[Stored items from a collection]
=-=-=

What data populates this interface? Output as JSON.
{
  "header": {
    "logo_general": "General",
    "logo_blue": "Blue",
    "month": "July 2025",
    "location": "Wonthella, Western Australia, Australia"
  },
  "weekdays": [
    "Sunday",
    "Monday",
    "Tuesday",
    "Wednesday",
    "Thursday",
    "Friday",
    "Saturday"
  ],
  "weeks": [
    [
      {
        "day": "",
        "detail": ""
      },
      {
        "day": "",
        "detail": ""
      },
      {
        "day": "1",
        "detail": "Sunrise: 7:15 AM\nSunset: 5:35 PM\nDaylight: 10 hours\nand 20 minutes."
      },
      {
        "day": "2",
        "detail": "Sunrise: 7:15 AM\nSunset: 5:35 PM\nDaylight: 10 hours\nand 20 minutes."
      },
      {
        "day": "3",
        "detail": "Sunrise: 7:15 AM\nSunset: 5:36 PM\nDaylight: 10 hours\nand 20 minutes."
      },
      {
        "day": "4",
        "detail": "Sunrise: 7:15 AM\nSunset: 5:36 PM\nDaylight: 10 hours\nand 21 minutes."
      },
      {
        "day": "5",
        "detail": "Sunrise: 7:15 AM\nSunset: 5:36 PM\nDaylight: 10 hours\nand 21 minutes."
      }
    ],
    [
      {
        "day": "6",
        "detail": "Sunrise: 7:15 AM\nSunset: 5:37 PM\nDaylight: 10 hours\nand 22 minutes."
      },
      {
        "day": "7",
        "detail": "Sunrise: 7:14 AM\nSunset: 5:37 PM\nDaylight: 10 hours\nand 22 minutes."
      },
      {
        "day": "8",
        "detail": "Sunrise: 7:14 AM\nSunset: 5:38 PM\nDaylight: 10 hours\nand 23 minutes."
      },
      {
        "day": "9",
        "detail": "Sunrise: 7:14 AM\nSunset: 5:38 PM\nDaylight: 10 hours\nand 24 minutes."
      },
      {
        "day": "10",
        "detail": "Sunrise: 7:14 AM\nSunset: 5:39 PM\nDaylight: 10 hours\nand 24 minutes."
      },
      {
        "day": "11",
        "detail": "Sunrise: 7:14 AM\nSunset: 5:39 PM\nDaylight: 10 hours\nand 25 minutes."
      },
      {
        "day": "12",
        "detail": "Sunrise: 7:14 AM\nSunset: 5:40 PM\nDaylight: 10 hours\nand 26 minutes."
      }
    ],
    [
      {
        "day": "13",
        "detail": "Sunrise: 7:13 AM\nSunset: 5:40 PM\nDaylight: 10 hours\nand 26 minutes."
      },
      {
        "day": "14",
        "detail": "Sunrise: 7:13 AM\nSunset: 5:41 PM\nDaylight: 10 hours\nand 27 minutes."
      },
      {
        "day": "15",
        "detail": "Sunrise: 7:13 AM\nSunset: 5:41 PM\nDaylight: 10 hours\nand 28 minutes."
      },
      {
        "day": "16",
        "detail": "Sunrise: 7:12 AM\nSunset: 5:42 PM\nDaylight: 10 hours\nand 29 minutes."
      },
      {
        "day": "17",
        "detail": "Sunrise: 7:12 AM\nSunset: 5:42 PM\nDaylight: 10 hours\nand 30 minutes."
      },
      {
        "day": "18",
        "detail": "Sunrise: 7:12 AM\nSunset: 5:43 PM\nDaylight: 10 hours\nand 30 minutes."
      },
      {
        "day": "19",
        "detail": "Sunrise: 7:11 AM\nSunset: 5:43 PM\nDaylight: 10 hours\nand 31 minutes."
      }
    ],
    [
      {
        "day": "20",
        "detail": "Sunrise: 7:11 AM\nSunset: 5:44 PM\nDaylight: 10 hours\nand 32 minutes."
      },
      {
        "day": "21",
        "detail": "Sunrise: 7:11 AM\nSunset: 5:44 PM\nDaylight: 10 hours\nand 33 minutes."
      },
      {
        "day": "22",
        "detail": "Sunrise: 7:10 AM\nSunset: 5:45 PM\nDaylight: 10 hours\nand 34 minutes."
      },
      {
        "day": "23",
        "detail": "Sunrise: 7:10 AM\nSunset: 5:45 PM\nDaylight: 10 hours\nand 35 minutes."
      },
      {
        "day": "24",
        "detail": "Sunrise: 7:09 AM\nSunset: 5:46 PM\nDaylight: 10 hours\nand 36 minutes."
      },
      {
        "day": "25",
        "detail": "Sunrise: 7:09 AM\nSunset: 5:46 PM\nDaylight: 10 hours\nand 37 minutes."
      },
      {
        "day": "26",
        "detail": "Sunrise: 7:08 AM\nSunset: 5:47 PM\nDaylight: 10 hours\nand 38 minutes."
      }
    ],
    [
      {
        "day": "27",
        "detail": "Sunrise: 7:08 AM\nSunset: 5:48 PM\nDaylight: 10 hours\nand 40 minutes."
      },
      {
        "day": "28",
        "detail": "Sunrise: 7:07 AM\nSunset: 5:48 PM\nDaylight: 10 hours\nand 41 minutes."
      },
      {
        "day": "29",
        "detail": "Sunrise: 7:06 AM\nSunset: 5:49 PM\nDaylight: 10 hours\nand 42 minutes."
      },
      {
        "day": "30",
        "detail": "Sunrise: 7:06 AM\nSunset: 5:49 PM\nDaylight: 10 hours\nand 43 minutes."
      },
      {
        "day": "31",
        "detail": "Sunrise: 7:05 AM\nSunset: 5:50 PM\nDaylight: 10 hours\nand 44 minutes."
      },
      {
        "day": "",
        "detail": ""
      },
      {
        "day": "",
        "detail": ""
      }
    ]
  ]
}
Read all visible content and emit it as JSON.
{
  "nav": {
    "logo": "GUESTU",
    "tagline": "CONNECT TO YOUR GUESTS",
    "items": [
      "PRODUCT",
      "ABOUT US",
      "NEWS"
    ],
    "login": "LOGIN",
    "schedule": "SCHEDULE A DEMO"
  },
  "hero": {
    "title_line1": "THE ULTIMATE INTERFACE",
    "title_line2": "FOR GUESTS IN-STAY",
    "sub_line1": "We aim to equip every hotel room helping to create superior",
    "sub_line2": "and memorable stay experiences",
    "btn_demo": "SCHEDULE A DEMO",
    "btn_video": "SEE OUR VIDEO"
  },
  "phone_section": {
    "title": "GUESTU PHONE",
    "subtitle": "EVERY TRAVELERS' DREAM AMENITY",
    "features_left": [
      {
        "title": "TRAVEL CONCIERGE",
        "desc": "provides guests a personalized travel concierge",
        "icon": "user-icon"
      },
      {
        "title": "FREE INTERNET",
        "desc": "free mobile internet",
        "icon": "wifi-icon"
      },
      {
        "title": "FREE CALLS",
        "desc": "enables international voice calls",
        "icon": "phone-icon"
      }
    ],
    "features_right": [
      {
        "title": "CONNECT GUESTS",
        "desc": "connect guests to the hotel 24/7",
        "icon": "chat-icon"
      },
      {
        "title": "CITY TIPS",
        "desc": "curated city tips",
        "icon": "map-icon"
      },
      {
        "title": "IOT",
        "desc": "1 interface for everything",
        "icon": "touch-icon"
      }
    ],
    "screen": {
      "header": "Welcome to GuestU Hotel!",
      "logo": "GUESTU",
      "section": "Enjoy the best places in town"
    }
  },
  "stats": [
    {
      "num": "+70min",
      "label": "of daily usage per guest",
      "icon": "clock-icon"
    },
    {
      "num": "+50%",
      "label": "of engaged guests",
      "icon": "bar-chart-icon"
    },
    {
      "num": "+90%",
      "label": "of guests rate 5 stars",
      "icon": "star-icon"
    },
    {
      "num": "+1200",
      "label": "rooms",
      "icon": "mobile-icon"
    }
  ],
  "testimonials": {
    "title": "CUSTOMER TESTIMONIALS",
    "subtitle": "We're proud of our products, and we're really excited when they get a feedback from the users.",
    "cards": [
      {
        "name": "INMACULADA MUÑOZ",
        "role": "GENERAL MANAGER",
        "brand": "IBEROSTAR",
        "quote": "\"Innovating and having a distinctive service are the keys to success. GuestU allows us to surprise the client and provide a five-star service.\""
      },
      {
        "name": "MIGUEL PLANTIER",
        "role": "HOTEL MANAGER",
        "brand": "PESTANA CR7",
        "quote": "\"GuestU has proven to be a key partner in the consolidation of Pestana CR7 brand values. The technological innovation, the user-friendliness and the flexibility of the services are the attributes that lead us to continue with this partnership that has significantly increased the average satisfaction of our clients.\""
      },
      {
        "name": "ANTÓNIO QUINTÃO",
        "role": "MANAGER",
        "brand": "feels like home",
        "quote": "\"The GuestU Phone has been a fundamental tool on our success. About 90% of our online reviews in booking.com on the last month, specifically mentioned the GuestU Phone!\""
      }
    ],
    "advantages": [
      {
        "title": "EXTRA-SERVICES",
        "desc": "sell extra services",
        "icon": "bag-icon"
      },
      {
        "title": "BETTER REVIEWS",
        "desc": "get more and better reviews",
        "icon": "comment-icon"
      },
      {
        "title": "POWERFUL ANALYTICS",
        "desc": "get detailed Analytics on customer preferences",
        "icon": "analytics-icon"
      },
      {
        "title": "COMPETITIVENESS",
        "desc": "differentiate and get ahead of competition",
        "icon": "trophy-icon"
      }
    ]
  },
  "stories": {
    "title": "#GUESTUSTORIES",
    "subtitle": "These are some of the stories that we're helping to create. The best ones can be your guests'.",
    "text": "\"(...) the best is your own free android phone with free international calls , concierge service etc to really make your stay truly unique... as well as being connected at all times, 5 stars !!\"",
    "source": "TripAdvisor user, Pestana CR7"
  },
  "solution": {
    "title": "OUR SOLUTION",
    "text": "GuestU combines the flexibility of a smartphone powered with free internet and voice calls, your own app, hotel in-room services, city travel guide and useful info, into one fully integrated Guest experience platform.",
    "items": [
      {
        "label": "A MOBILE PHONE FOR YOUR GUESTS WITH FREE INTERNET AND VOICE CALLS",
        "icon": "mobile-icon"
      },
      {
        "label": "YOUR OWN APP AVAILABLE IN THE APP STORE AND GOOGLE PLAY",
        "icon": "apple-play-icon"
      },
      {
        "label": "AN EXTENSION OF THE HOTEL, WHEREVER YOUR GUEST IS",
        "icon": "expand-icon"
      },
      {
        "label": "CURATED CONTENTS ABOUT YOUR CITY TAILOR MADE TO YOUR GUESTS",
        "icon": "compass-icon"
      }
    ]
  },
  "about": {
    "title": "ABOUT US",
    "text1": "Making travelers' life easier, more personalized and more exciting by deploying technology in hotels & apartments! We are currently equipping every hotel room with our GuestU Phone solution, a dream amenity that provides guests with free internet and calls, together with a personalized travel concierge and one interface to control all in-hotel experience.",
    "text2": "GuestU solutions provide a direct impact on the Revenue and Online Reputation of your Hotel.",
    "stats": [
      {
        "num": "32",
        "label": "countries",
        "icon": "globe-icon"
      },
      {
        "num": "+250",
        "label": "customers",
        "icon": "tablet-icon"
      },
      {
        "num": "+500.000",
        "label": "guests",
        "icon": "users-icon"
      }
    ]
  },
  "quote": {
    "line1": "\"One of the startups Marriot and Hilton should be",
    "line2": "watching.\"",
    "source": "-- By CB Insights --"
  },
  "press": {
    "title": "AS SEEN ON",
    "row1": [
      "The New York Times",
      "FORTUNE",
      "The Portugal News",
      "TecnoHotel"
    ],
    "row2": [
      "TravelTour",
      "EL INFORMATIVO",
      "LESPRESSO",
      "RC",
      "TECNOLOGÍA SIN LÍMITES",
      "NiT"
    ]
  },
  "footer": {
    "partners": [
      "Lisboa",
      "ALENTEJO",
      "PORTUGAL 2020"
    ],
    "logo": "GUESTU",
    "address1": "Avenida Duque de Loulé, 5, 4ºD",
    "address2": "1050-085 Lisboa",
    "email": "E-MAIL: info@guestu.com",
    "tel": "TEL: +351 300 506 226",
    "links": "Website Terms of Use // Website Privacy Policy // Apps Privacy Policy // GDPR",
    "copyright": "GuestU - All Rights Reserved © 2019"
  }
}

=-=-=

**Work to be completed**
Find every line with "JSON" in the listing and state how many there are, nothing else.

**The output**
2